コラム

やめよう、「がんばろう日本!」

今回の震災直後から言われ始めたのが、

  「がんばろう日本!」

であった。

東北地方ではじめて行なわれたプロ野球の試合にも、ある大国の駐日大使が始球式に乗り込んできて、マイクを握り、

   「ガンーロ ニポン! ガンーロ トホク!」

と大音声でのたまった。

「ガンーロ」の「」にアクセントを置くその発音は、
まるでイタリア語かスペイン語みたいに聞こえ、
パスタやパエリャの名前を思わせたものだった。

大使も、その国への日本人の高感度を高めるために捨て身のパフォーマンスをしているのであった。

テレビや新聞というフィルターを通さないで、直接・間接に被災地から伝わってくる生の声は、こうした風潮には冷めている。
「しらじらしい」
「聞けば聞くほどむなしくなる」
「いったい何をがんばれというのか」
「もともと、みんな精一杯がんばっている」
「これ以上、がんばれない」
「もう、言わないでほしい……」

[データセットの記録]
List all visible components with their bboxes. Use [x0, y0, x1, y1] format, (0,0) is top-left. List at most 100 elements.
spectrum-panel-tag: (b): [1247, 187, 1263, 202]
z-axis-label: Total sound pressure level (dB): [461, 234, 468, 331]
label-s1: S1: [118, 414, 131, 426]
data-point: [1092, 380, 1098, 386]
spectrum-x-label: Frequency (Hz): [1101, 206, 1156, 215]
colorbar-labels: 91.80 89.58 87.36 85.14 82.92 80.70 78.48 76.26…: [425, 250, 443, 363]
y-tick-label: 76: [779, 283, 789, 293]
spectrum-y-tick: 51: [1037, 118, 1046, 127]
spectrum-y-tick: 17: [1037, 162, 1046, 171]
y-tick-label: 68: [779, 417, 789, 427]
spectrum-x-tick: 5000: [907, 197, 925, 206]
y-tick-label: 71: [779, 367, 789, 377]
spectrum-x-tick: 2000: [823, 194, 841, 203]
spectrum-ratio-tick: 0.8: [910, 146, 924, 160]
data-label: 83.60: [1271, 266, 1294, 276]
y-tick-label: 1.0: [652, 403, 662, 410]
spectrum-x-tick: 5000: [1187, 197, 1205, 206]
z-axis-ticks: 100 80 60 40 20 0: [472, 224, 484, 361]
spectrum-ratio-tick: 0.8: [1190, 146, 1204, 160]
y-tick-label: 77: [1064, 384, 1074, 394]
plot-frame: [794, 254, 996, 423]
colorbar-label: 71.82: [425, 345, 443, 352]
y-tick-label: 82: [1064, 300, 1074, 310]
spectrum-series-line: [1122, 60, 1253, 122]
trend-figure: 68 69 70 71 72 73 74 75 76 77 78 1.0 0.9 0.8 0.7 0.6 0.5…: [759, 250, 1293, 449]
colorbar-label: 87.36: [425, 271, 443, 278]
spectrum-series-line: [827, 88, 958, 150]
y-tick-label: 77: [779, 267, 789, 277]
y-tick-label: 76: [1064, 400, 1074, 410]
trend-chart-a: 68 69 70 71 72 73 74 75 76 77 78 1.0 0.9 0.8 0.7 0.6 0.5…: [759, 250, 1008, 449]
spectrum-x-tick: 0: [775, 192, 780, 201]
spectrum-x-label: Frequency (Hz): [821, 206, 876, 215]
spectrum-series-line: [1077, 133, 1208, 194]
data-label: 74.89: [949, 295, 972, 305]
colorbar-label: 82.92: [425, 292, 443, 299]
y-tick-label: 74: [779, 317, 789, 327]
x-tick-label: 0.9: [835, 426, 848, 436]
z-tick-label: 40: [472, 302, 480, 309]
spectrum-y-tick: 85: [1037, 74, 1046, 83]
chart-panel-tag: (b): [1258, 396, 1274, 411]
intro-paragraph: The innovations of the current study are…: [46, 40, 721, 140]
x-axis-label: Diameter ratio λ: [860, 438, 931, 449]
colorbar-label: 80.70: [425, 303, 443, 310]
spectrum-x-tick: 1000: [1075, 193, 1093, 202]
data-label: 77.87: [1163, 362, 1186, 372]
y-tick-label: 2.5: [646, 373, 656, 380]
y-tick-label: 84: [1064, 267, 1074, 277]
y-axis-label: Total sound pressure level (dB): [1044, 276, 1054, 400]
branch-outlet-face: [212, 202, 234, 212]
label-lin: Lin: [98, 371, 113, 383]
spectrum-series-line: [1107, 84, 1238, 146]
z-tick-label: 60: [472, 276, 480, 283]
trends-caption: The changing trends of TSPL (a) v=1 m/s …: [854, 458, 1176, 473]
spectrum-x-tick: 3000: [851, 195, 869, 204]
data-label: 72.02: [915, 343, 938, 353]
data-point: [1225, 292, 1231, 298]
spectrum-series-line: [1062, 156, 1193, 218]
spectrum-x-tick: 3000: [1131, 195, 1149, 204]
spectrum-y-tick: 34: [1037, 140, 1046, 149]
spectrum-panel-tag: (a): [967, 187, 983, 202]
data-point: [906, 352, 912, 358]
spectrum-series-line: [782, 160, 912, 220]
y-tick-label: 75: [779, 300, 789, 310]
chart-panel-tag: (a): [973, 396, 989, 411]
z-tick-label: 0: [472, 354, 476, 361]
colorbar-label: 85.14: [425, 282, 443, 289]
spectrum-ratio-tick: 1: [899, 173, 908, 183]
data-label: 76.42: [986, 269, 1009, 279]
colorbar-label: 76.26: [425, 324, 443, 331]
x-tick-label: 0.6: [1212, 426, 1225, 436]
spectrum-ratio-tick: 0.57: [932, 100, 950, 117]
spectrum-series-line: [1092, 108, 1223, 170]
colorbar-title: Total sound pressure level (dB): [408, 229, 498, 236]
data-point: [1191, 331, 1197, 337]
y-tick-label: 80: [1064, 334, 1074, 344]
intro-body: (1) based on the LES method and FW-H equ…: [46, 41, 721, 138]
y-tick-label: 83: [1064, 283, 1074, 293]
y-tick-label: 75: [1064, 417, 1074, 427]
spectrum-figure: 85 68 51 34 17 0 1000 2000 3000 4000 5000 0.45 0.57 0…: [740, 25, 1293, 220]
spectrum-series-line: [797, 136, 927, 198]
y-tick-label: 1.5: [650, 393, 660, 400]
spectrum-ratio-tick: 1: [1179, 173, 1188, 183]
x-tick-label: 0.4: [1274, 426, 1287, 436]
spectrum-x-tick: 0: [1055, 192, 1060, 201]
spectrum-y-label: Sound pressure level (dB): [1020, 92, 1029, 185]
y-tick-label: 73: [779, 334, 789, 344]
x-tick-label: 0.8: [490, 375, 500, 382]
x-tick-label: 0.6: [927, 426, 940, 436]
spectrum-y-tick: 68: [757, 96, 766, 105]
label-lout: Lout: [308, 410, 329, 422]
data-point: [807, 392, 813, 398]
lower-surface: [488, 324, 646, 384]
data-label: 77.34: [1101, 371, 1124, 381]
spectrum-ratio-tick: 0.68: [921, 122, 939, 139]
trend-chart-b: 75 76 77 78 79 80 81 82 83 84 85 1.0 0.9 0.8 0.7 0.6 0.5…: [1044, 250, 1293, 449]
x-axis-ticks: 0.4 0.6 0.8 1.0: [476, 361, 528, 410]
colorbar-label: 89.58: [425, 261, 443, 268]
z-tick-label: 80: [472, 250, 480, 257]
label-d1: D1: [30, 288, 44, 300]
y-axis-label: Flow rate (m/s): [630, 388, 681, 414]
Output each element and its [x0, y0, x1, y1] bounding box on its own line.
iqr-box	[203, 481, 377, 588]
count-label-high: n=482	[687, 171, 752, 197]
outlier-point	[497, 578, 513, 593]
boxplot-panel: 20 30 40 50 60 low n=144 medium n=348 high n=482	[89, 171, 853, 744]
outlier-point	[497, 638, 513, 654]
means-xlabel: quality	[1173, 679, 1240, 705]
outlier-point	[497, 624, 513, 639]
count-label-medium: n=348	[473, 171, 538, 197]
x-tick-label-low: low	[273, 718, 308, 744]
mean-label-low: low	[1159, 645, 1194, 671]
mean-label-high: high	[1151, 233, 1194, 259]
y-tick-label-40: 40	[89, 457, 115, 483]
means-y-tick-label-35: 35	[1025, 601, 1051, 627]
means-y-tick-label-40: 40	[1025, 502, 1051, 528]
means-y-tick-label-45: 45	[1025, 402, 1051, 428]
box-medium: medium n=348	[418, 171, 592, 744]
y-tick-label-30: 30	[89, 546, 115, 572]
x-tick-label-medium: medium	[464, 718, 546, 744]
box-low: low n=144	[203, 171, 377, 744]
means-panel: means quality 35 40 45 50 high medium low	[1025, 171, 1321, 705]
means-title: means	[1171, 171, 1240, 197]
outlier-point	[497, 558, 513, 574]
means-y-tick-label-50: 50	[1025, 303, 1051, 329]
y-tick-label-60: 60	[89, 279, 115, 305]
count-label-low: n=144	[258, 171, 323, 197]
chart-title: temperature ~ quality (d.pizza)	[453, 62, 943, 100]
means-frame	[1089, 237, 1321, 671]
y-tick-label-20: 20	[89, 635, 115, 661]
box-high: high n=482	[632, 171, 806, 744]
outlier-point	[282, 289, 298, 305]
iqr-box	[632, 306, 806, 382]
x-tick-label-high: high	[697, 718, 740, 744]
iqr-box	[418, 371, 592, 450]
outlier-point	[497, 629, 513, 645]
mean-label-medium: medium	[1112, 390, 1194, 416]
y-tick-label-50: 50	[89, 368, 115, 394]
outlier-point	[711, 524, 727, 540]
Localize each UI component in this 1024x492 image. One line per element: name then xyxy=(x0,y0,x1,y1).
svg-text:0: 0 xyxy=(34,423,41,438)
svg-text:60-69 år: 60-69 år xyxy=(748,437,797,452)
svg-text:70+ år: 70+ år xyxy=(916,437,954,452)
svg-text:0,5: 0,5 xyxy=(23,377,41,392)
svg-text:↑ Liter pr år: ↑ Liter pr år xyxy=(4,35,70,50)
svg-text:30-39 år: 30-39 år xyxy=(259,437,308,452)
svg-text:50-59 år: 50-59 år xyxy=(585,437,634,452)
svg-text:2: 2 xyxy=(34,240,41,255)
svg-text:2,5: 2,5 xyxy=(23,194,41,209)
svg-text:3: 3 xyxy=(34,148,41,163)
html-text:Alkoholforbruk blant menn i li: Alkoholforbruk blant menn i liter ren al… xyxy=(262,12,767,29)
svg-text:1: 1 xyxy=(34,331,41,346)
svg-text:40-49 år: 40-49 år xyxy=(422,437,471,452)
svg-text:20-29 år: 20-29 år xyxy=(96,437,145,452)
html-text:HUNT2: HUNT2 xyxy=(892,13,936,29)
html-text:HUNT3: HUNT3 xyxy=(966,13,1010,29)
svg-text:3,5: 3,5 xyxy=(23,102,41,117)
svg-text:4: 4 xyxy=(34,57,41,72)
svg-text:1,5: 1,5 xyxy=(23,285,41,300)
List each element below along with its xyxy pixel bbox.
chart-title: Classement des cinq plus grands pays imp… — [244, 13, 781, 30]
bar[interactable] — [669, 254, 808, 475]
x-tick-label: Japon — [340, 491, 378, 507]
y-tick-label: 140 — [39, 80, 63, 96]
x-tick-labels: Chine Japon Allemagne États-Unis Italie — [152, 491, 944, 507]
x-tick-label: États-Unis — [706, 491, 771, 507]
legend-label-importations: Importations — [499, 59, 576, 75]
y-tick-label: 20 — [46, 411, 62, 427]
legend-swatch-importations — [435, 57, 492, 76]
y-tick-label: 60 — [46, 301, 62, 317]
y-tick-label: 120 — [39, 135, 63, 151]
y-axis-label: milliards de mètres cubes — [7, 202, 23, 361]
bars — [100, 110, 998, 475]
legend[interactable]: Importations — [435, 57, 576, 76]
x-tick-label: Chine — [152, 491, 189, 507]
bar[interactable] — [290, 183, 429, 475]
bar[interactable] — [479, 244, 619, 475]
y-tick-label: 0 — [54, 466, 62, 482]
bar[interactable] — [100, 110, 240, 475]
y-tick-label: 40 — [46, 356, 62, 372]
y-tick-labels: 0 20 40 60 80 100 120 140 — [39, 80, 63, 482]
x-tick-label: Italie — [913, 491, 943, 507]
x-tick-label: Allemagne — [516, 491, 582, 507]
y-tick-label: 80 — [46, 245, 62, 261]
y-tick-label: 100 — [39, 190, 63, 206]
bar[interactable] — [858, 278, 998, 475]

> [練習問題]:
[a] このコラムについて、次の問いに答えてください。
(i) 震災直後から言われ始めた言葉は何ですか?
(ii) 大使が始球式に乗り込んできたのは、どこで行われた何の試合ですか?
(iii) 被災地からの生の声は、何というフィルターを通さずに伝わってくるとされていますか?
[b] このコラムのうち、「と大音声でのたまった。」から始まり「こうした風潮には冷めている。」で終わる部分を、一字一句そのまま打ち直してください。
記録はこのコラムとは関係がありません。

> [解答例]:
[a]
(i) 「がんばろう日本!」
(ii) 東北地方ではじめて行なわれたプロ野球の試合
(iii) テレビや新聞

[b]
と大音声でのたまった。

「ガンーロ」の「」にアクセントを置くその発音は、
まるでイタリア語かスペイン語みたいに聞こえ、
パスタやパエリャの名前を思わせたものだった。

大使も、その国への日本人の高感度を高めるために捨て身のパフォーマンスをしているのであった。

テレビや新聞というフィルターを通さないで、直接・間接に被災地から伝わってくる生の声は、こうした風潮には冷めている。